▶ **INPUT FOR THIS TASK**:

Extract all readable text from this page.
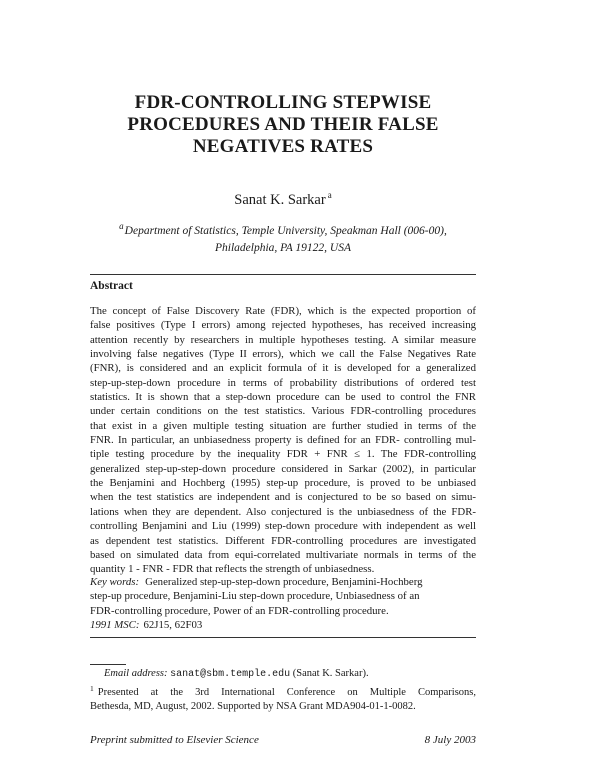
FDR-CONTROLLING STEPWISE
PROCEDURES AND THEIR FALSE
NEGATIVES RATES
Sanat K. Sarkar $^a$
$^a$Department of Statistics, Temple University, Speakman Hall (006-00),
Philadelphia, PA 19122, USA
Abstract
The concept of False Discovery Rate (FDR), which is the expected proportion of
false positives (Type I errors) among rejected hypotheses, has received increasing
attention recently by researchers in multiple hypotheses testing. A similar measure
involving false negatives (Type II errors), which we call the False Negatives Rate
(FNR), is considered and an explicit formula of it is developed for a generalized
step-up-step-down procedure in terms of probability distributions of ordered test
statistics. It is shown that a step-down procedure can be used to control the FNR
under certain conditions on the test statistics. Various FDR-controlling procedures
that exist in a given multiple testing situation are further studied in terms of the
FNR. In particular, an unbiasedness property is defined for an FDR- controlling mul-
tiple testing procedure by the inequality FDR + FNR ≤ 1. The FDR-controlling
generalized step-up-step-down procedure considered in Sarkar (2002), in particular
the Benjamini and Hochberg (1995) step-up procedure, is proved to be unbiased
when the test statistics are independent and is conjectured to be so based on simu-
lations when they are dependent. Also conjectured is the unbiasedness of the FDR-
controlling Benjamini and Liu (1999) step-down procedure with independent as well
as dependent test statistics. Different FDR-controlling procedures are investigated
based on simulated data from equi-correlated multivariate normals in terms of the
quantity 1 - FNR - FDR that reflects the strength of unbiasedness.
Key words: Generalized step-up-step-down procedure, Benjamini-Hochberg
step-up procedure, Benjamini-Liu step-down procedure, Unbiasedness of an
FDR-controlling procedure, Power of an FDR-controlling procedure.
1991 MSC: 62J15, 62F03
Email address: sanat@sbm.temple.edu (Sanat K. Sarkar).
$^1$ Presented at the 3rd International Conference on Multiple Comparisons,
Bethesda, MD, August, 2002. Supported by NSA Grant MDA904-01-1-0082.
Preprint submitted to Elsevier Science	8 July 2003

▶ **TASK STATEMENT**:
Transcribe each line above verbatim, with the pictures left out.

▶ **WRITTEN ANSWER**:
Extract all readable text from this page.
FDR-CONTROLLING STEPWISE
PROCEDURES AND THEIR FALSE
NEGATIVES RATES
Sanat K. Sarkar $^a$
$^a$Department of Statistics, Temple University, Speakman Hall (006-00),
Philadelphia, PA 19122, USA
Abstract
The concept of False Discovery Rate (FDR), which is the expected proportion of
false positives (Type I errors) among rejected hypotheses, has received increasing
attention recently by researchers in multiple hypotheses testing. A similar measure
involving false negatives (Type II errors), which we call the False Negatives Rate
(FNR), is considered and an explicit formula of it is developed for a generalized
step-up-step-down procedure in terms of probability distributions of ordered test
statistics. It is shown that a step-down procedure can be used to control the FNR
under certain conditions on the test statistics. Various FDR-controlling procedures
that exist in a given multiple testing situation are further studied in terms of the
FNR. In particular, an unbiasedness property is defined for an FDR- controlling mul-
tiple testing procedure by the inequality FDR + FNR ≤ 1. The FDR-controlling
generalized step-up-step-down procedure considered in Sarkar (2002), in particular
the Benjamini and Hochberg (1995) step-up procedure, is proved to be unbiased
when the test statistics are independent and is conjectured to be so based on simu-
lations when they are dependent. Also conjectured is the unbiasedness of the FDR-
controlling Benjamini and Liu (1999) step-down procedure with independent as well
as dependent test statistics. Different FDR-controlling procedures are investigated
based on simulated data from equi-correlated multivariate normals in terms of the
quantity 1 - FNR - FDR that reflects the strength of unbiasedness.
Key words: Generalized step-up-step-down procedure, Benjamini-Hochberg
step-up procedure, Benjamini-Liu step-down procedure, Unbiasedness of an
FDR-controlling procedure, Power of an FDR-controlling procedure.
1991 MSC: 62J15, 62F03
Email address: sanat@sbm.temple.edu (Sanat K. Sarkar).
$^1$ Presented at the 3rd International Conference on Multiple Comparisons,
Bethesda, MD, August, 2002. Supported by NSA Grant MDA904-01-1-0082.
Preprint submitted to Elsevier Science	8 July 2003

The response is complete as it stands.